▸ **WHAT IS EXPECTED**: Extract the lines that carry the string "your" from the listing.

▸ **RECORD LIST**:
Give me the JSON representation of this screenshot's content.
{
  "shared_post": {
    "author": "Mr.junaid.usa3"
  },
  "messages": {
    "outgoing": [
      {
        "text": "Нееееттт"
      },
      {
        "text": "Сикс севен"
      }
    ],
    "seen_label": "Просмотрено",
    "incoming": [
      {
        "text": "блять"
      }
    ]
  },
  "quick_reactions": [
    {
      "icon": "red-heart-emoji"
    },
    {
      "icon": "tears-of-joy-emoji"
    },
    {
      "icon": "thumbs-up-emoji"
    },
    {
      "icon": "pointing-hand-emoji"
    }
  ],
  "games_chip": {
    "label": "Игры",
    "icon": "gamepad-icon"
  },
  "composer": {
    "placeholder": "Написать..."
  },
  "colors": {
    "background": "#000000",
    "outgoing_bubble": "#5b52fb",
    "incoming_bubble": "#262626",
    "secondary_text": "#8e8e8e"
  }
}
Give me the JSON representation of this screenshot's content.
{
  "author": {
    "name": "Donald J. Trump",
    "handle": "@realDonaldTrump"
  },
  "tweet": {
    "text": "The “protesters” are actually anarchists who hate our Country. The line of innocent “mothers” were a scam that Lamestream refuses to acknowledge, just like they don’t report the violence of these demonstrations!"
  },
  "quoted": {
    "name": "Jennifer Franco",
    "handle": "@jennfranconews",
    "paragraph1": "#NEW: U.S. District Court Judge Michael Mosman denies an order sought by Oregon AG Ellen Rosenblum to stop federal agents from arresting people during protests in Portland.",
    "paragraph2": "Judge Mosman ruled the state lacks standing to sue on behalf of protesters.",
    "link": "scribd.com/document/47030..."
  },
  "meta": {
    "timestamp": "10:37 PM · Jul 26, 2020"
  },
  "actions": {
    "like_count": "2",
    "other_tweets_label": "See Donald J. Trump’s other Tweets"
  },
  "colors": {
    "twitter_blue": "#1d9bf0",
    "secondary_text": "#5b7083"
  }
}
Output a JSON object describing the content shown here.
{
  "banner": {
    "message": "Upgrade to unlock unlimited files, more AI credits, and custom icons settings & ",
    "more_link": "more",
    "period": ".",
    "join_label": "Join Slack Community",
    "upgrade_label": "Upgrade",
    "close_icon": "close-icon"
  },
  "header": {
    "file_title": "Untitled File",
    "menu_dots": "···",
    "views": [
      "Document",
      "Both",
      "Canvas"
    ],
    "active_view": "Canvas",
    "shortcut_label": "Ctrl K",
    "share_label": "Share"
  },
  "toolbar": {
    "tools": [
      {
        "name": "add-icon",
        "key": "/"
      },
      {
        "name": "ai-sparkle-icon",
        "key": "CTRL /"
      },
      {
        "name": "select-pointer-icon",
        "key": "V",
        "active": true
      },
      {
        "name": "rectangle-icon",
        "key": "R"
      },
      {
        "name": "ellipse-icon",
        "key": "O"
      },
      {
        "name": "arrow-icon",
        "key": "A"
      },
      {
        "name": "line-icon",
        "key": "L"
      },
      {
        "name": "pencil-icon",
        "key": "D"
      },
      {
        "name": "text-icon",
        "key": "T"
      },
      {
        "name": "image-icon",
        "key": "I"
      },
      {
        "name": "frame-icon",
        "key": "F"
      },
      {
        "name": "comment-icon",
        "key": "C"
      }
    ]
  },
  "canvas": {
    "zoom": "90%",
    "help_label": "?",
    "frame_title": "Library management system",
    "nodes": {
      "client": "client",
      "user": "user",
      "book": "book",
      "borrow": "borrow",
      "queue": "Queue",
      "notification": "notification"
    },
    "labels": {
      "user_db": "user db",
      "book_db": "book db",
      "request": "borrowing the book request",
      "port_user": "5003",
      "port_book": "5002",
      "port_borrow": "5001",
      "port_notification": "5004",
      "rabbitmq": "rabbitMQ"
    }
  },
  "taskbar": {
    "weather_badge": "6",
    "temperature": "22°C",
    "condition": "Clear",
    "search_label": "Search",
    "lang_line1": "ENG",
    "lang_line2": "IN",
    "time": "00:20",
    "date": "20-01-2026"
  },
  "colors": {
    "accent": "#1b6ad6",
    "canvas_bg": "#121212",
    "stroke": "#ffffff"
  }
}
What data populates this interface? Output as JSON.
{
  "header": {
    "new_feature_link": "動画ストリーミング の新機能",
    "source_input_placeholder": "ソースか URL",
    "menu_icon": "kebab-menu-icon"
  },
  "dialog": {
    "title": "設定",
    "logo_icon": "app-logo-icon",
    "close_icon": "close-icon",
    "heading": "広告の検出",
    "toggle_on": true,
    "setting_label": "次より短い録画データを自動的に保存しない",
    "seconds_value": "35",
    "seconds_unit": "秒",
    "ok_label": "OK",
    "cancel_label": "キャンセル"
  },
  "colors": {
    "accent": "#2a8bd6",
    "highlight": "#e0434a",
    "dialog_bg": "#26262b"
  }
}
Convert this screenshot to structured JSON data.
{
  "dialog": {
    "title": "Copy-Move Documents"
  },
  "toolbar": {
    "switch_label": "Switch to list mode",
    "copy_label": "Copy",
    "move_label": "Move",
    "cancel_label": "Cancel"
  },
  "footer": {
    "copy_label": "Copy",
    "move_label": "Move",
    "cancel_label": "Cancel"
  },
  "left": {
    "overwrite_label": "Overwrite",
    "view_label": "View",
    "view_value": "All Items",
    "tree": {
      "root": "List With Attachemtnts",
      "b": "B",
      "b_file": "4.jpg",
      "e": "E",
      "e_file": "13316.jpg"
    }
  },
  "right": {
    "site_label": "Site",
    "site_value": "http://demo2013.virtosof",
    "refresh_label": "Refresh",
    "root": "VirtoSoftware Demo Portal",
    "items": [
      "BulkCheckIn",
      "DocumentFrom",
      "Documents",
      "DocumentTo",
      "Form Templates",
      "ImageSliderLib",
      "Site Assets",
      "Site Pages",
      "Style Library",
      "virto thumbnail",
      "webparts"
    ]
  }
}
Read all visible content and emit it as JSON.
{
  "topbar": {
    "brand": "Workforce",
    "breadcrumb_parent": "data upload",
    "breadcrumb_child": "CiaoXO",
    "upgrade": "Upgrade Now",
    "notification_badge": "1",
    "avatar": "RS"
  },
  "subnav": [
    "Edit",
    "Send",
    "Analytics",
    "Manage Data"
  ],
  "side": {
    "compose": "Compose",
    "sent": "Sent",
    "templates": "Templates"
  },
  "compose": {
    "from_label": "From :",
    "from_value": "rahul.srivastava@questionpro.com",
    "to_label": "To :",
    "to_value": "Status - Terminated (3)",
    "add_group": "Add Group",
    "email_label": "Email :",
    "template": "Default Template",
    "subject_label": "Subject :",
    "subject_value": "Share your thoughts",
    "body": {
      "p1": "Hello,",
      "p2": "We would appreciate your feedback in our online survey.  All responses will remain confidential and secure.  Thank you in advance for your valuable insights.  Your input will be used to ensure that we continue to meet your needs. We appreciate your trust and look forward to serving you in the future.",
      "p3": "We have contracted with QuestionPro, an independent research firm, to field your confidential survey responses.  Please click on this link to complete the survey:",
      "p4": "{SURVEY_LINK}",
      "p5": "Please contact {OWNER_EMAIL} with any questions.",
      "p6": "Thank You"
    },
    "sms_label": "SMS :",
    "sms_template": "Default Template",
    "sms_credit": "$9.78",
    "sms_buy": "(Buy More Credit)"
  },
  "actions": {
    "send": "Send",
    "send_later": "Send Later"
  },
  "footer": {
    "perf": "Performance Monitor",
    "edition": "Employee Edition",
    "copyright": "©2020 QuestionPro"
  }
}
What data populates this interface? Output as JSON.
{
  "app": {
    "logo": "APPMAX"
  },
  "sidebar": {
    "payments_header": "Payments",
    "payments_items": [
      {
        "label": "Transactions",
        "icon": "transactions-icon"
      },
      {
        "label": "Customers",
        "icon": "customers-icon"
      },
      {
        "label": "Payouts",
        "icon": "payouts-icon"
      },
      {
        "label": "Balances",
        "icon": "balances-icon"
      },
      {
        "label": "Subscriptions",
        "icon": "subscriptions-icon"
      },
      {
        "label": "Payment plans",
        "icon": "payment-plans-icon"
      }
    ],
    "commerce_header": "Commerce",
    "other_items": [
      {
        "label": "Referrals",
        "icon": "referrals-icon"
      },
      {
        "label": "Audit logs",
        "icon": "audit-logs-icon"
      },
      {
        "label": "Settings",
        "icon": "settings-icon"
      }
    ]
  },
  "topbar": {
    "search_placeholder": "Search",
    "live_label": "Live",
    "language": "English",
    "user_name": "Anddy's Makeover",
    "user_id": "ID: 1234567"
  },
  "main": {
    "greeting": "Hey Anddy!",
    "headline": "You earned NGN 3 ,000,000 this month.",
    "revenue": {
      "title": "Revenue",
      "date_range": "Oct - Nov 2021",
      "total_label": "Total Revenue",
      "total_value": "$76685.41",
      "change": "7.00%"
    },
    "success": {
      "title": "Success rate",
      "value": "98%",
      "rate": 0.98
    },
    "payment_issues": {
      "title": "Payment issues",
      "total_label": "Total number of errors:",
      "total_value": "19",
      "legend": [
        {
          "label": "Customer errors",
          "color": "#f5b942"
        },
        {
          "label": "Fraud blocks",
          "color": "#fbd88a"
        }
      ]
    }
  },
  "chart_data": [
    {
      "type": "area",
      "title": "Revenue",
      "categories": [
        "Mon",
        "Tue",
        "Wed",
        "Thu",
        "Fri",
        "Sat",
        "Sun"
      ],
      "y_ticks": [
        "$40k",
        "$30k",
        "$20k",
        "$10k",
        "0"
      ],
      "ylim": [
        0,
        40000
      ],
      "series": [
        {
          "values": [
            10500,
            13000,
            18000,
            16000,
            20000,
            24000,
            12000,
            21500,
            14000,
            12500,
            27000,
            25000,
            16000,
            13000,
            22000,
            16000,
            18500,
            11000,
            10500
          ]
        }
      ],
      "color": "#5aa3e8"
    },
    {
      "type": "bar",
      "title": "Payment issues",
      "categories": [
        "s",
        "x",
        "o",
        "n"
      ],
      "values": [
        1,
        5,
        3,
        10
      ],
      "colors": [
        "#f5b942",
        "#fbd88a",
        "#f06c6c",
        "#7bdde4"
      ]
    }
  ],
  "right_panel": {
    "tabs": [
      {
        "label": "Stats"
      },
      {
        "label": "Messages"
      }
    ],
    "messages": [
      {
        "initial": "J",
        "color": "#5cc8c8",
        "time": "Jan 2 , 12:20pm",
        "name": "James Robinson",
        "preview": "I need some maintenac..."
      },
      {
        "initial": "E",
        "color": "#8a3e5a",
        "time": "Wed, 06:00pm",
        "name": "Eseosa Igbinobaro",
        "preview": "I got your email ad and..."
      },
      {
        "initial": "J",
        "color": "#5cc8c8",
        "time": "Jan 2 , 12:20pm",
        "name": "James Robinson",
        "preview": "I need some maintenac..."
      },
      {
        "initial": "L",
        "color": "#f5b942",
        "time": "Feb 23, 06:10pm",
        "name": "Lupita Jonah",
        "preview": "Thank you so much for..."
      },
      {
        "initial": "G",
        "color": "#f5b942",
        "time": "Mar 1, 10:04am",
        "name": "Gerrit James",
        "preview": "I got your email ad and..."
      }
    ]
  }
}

▸ **ANSWER IN FULL**:
    "subject_value": "Share your thoughts",
      "p2": "We would appreciate your feedback in our online survey.  All responses will remain confidential and secure.  Thank you in advance for your valuable insights.  Your input will be used to ensure that we continue to meet your needs. We appreciate your trust and look forward to serving you in the future.",
      "p3": "We have contracted with QuestionPro, an independent research firm, to field your confidential survey responses.  Please click on this link to complete the survey:",
        "preview": "I got your email ad and..."
        "preview": "I got your email ad and..."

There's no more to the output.